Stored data
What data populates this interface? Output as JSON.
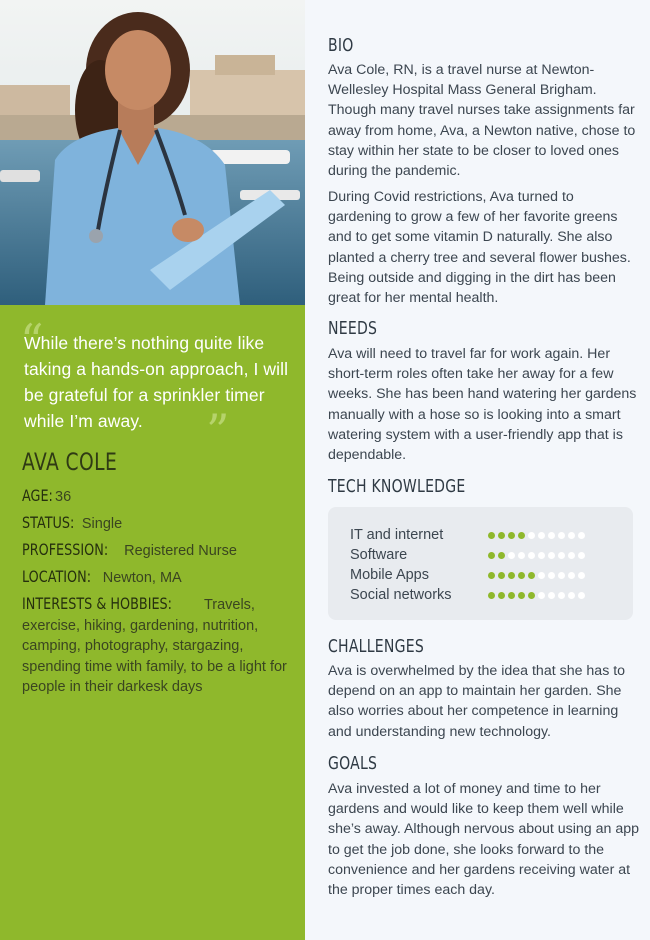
{
  "profile": {
    "quote": "While there’s nothing quite like taking a hands-on approach, I will be grateful for a sprinkler timer while I’m away.",
    "name": "AVA COLE",
    "facts": [
      {
        "label": "AGE:",
        "value": "36"
      },
      {
        "label": "STATUS:",
        "value": "Single"
      },
      {
        "label": "PROFESSION:",
        "value": "Registered Nurse"
      },
      {
        "label": "LOCATION:",
        "value": "Newton, MA"
      },
      {
        "label": "INTERESTS & HOBBIES:",
        "value": "Travels, exercise, hiking, gardening, nutrition, camping, photography, stargazing, spending time with family, to be a light for people in their darkesk days"
      }
    ]
  },
  "bio": {
    "title": "BIO",
    "p1": "Ava Cole, RN, is a travel nurse at Newton-Wellesley Hospital Mass General Brigham. Though many travel nurses take assignments far away from home, Ava, a Newton native, chose to stay within her state to be closer to loved ones during the pandemic.",
    "p2": "During Covid restrictions, Ava turned to gardening to grow a few of her favorite greens and to get some vitamin D naturally. She also planted a cherry tree and several flower bushes. Being outside and digging in the dirt has been great for her mental health."
  },
  "needs": {
    "title": "NEEDS",
    "text": "Ava will need to travel far for work again. Her short-term roles often take her away for a few weeks. She has been hand watering her gardens manually with a hose so is looking into a smart watering system with a user-friendly app that is dependable."
  },
  "tech": {
    "title": "TECH KNOWLEDGE",
    "max": 10,
    "items": [
      {
        "label": "IT and internet",
        "level": 4
      },
      {
        "label": "Software",
        "level": 2
      },
      {
        "label": "Mobile Apps",
        "level": 5
      },
      {
        "label": "Social networks",
        "level": 5
      }
    ]
  },
  "challenges": {
    "title": "CHALLENGES",
    "text": "Ava is overwhelmed by the idea that she has to depend on an app to maintain her garden. She also worries about her competence in learning and understanding new technology."
  },
  "goals": {
    "title": "GOALS",
    "text": "Ava invested a lot of money and time to her gardens and would like to keep them well while she’s away. Although nervous about using an app to get the job done, she looks forward to the convenience and her gardens receiving water at the proper times each day."
  },
  "colors": {
    "accent": "#8fb82c",
    "panel": "#e8ebef",
    "background": "#f4f7fb"
  }
}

> **Aim of the task**:
Reproduce all entries without any change, and omit the pictures.

> **Written answer**:
What data populates this interface? Output as JSON.
{
  "profile": {
    "quote": "While there’s nothing quite like taking a hands-on approach, I will be grateful for a sprinkler timer while I’m away.",
    "name": "AVA COLE",
    "facts": [
      {
        "label": "AGE:",
        "value": "36"
      },
      {
        "label": "STATUS:",
        "value": "Single"
      },
      {
        "label": "PROFESSION:",
        "value": "Registered Nurse"
      },
      {
        "label": "LOCATION:",
        "value": "Newton, MA"
      },
      {
        "label": "INTERESTS & HOBBIES:",
        "value": "Travels, exercise, hiking, gardening, nutrition, camping, photography, stargazing, spending time with family, to be a light for people in their darkesk days"
      }
    ]
  },
  "bio": {
    "title": "BIO",
    "p1": "Ava Cole, RN, is a travel nurse at Newton-Wellesley Hospital Mass General Brigham. Though many travel nurses take assignments far away from home, Ava, a Newton native, chose to stay within her state to be closer to loved ones during the pandemic.",
    "p2": "During Covid restrictions, Ava turned to gardening to grow a few of her favorite greens and to get some vitamin D naturally. She also planted a cherry tree and several flower bushes. Being outside and digging in the dirt has been great for her mental health."
  },
  "needs": {
    "title": "NEEDS",
    "text": "Ava will need to travel far for work again. Her short-term roles often take her away for a few weeks. She has been hand watering her gardens manually with a hose so is looking into a smart watering system with a user-friendly app that is dependable."
  },
  "tech": {
    "title": "TECH KNOWLEDGE",
    "max": 10,
    "items": [
      {
        "label": "IT and internet",
        "level": 4
      },
      {
        "label": "Software",
        "level": 2
      },
      {
        "label": "Mobile Apps",
        "level": 5
      },
      {
        "label": "Social networks",
        "level": 5
      }
    ]
  },
  "challenges": {
    "title": "CHALLENGES",
    "text": "Ava is overwhelmed by the idea that she has to depend on an app to maintain her garden. She also worries about her competence in learning and understanding new technology."
  },
  "goals": {
    "title": "GOALS",
    "text": "Ava invested a lot of money and time to her gardens and would like to keep them well while she’s away. Although nervous about using an app to get the job done, she looks forward to the convenience and her gardens receiving water at the proper times each day."
  },
  "colors": {
    "accent": "#8fb82c",
    "panel": "#e8ebef",
    "background": "#f4f7fb"
  }
}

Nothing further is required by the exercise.